TASK STATEMENT: Pull out every line from the listing that has the word "Diameter".

LISTING:
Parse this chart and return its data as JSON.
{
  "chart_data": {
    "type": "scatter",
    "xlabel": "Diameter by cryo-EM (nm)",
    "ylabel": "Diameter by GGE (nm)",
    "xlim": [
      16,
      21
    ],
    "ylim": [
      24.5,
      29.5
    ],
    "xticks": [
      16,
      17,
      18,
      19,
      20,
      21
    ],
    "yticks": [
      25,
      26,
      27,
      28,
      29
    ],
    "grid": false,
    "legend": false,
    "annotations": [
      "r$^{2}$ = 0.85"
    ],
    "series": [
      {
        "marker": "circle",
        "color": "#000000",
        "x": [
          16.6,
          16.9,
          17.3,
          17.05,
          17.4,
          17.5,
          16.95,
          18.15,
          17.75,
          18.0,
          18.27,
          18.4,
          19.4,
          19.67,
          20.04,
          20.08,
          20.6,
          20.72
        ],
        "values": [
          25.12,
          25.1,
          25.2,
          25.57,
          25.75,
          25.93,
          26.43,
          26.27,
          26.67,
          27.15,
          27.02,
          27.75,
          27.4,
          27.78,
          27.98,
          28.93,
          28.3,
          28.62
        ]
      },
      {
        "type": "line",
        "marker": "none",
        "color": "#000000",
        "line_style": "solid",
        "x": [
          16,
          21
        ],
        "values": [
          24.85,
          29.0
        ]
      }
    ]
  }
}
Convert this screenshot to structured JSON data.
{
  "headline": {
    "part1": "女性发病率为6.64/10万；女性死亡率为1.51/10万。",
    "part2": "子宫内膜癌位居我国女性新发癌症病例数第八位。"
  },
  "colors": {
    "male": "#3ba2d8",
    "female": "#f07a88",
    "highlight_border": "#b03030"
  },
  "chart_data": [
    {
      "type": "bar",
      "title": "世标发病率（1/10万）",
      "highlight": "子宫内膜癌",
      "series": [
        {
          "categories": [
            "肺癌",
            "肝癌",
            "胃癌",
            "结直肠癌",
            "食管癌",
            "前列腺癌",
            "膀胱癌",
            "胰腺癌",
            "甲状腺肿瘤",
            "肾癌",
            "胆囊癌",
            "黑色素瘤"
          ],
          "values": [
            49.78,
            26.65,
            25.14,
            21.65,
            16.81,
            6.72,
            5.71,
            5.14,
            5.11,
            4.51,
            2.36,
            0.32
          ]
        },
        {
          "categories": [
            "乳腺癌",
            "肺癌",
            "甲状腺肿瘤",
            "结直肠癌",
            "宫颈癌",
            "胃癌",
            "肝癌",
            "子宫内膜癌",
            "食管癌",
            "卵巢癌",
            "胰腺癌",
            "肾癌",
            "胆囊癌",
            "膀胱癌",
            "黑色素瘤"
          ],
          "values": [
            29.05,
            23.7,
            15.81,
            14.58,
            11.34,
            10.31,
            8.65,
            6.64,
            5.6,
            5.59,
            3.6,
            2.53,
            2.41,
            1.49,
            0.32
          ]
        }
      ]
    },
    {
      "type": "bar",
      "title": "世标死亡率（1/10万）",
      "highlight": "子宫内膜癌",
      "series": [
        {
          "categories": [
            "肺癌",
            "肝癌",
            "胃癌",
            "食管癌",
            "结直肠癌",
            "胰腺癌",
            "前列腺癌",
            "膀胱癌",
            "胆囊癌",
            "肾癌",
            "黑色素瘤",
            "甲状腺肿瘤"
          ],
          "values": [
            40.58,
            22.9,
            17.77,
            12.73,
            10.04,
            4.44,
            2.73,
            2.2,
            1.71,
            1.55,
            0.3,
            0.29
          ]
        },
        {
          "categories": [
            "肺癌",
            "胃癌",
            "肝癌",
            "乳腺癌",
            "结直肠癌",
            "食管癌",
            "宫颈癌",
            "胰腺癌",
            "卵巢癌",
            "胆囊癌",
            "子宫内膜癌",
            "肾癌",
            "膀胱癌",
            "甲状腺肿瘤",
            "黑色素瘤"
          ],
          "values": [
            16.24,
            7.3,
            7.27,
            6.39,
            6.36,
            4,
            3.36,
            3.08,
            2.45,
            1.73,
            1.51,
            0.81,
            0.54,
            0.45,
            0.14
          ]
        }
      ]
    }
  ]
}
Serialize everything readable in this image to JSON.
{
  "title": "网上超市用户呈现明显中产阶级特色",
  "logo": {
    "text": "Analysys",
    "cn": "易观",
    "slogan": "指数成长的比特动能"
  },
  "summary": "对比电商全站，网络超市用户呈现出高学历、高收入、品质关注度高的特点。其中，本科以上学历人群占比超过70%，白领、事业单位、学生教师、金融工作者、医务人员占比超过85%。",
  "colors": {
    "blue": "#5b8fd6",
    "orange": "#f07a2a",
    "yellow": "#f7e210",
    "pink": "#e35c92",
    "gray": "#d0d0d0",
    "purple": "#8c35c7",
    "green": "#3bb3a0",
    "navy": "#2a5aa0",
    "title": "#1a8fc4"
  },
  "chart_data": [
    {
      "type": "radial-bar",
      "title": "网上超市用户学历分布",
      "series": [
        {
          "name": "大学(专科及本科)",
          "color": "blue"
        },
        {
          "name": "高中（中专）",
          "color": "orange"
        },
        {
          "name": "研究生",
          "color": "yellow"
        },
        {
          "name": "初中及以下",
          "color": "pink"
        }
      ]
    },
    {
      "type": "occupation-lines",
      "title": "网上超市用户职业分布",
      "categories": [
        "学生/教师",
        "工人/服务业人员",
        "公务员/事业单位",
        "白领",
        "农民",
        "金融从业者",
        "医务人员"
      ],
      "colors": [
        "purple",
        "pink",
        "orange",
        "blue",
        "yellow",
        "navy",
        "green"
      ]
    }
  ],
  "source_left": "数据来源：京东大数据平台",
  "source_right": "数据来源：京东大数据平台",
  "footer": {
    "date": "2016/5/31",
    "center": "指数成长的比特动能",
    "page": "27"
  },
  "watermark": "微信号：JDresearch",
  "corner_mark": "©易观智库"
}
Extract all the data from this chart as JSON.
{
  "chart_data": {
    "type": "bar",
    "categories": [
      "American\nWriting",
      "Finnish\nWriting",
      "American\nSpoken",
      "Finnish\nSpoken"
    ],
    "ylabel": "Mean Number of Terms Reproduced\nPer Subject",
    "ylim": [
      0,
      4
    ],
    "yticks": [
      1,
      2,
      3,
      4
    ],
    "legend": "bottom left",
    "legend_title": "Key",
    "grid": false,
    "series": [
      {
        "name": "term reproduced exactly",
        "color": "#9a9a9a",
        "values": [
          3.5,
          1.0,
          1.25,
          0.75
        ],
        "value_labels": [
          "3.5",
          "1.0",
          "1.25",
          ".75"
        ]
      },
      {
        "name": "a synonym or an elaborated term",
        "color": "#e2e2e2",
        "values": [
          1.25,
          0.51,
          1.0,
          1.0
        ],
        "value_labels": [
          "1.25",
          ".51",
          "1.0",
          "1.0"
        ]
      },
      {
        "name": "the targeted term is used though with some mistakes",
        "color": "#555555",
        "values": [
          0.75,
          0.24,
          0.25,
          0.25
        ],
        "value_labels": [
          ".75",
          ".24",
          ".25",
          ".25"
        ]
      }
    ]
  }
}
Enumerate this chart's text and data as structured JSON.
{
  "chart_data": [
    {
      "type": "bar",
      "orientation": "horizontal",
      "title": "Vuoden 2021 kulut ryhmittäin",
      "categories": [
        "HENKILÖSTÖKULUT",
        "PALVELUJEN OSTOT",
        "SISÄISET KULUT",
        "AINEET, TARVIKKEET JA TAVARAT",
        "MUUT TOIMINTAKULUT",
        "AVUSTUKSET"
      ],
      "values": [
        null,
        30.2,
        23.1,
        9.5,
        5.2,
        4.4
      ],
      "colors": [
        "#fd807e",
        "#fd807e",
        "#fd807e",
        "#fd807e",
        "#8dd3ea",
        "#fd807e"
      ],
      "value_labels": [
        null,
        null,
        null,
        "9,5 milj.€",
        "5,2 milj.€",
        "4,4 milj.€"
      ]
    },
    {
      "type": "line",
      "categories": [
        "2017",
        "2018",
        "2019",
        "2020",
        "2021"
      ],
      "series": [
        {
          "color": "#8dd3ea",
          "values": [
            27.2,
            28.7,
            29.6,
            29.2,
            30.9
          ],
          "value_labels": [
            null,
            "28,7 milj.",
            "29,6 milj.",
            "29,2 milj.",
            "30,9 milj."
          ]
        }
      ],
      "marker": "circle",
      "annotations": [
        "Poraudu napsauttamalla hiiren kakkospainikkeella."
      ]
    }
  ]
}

RESULT OF THE TASK:
    "xlabel": "Diameter by cryo-EM (nm)",
    "ylabel": "Diameter by GGE (nm)",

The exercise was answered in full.